[Work to do] Below is a listing to transcribe in full and exactly; keep the pictures out.

[Dataset content]
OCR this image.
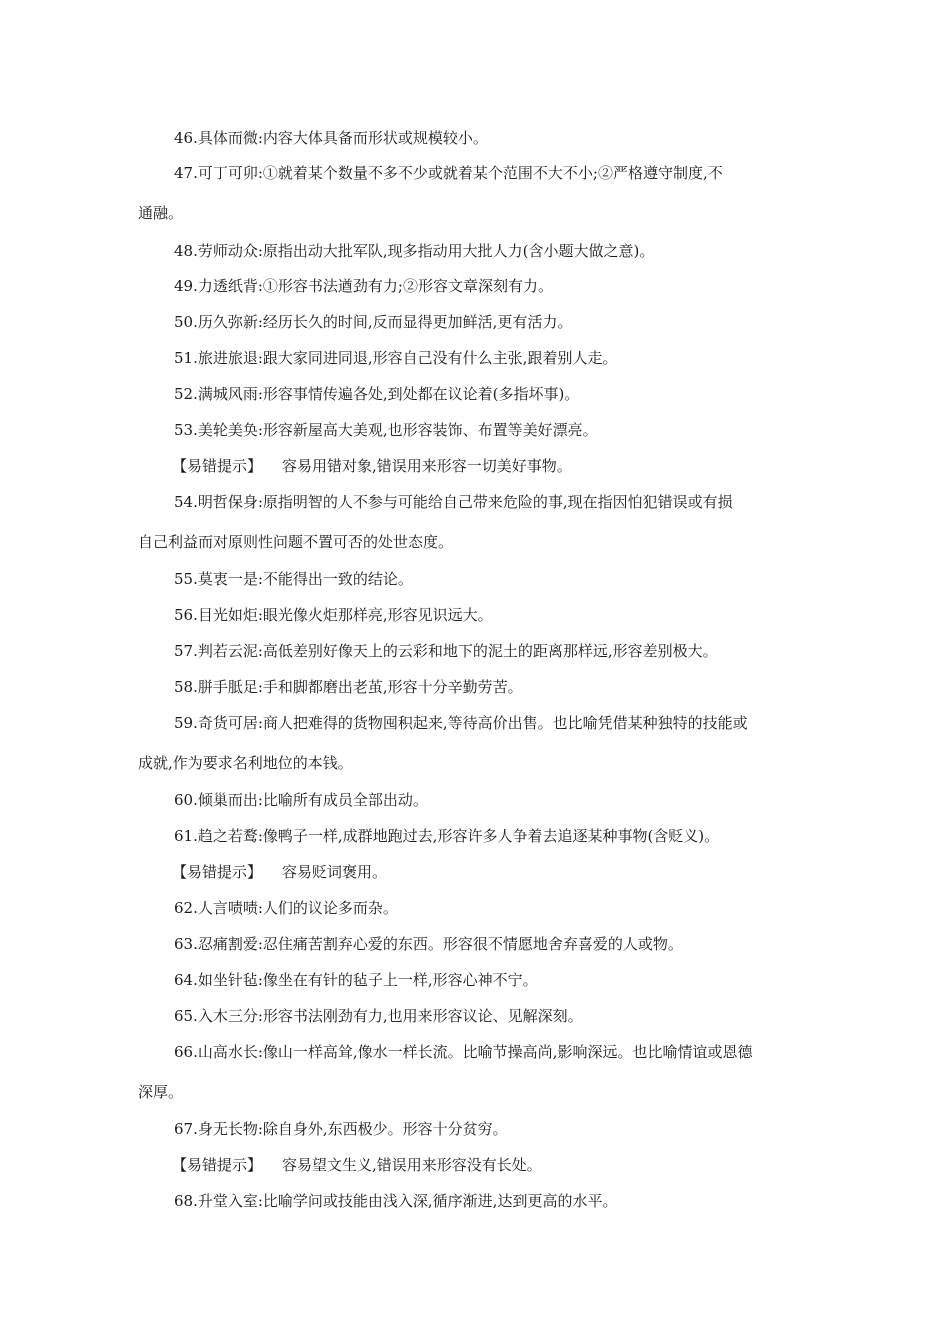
46.具体而微:内容大体具备而形状或规模较小。
47.可丁可卯:①就着某个数量不多不少或就着某个范围不大不小;②严格遵守制度,不
通融。
48.劳师动众:原指出动大批军队,现多指动用大批人力(含小题大做之意)。
49.力透纸背:①形容书法遒劲有力;②形容文章深刻有力。
50.历久弥新:经历长久的时间,反而显得更加鲜活,更有活力。
51.旅进旅退:跟大家同进同退,形容自己没有什么主张,跟着别人走。
52.满城风雨:形容事情传遍各处,到处都在议论着(多指坏事)。
53.美轮美奂:形容新屋高大美观,也形容装饰、布置等美好漂亮。
【易错提示】 容易用错对象,错误用来形容一切美好事物。
54.明哲保身:原指明智的人不参与可能给自己带来危险的事,现在指因怕犯错误或有损
自己利益而对原则性问题不置可否的处世态度。
55.莫衷一是:不能得出一致的结论。
56.目光如炬:眼光像火炬那样亮,形容见识远大。
57.判若云泥:高低差别好像天上的云彩和地下的泥土的距离那样远,形容差别极大。
58.胼手胝足:手和脚都磨出老茧,形容十分辛勤劳苦。
59.奇货可居:商人把难得的货物囤积起来,等待高价出售。也比喻凭借某种独特的技能或
成就,作为要求名利地位的本钱。
60.倾巢而出:比喻所有成员全部出动。
61.趋之若鹜:像鸭子一样,成群地跑过去,形容许多人争着去追逐某种事物(含贬义)。
【易错提示】 容易贬词褒用。
62.人言啧啧:人们的议论多而杂。
63.忍痛割爱:忍住痛苦割弃心爱的东西。形容很不情愿地舍弃喜爱的人或物。
64.如坐针毡:像坐在有针的毡子上一样,形容心神不宁。
65.入木三分:形容书法刚劲有力,也用来形容议论、见解深刻。
66.山高水长:像山一样高耸,像水一样长流。比喻节操高尚,影响深远。也比喻情谊或恩德
深厚。
67.身无长物:除自身外,东西极少。形容十分贫穷。
【易错提示】 容易望文生义,错误用来形容没有长处。
68.升堂入室:比喻学问或技能由浅入深,循序渐进,达到更高的水平。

[Task response]
OCR this image.
46.具体而微:内容大体具备而形状或规模较小。
47.可丁可卯:①就着某个数量不多不少或就着某个范围不大不小;②严格遵守制度,不
通融。
48.劳师动众:原指出动大批军队,现多指动用大批人力(含小题大做之意)。
49.力透纸背:①形容书法遒劲有力;②形容文章深刻有力。
50.历久弥新:经历长久的时间,反而显得更加鲜活,更有活力。
51.旅进旅退:跟大家同进同退,形容自己没有什么主张,跟着别人走。
52.满城风雨:形容事情传遍各处,到处都在议论着(多指坏事)。
53.美轮美奂:形容新屋高大美观,也形容装饰、布置等美好漂亮。
【易错提示】 容易用错对象,错误用来形容一切美好事物。
54.明哲保身:原指明智的人不参与可能给自己带来危险的事,现在指因怕犯错误或有损
自己利益而对原则性问题不置可否的处世态度。
55.莫衷一是:不能得出一致的结论。
56.目光如炬:眼光像火炬那样亮,形容见识远大。
57.判若云泥:高低差别好像天上的云彩和地下的泥土的距离那样远,形容差别极大。
58.胼手胝足:手和脚都磨出老茧,形容十分辛勤劳苦。
59.奇货可居:商人把难得的货物囤积起来,等待高价出售。也比喻凭借某种独特的技能或
成就,作为要求名利地位的本钱。
60.倾巢而出:比喻所有成员全部出动。
61.趋之若鹜:像鸭子一样,成群地跑过去,形容许多人争着去追逐某种事物(含贬义)。
【易错提示】 容易贬词褒用。
62.人言啧啧:人们的议论多而杂。
63.忍痛割爱:忍住痛苦割弃心爱的东西。形容很不情愿地舍弃喜爱的人或物。
64.如坐针毡:像坐在有针的毡子上一样,形容心神不宁。
65.入木三分:形容书法刚劲有力,也用来形容议论、见解深刻。
66.山高水长:像山一样高耸,像水一样长流。比喻节操高尚,影响深远。也比喻情谊或恩德
深厚。
67.身无长物:除自身外,东西极少。形容十分贫穷。
【易错提示】 容易望文生义,错误用来形容没有长处。
68.升堂入室:比喻学问或技能由浅入深,循序渐进,达到更高的水平。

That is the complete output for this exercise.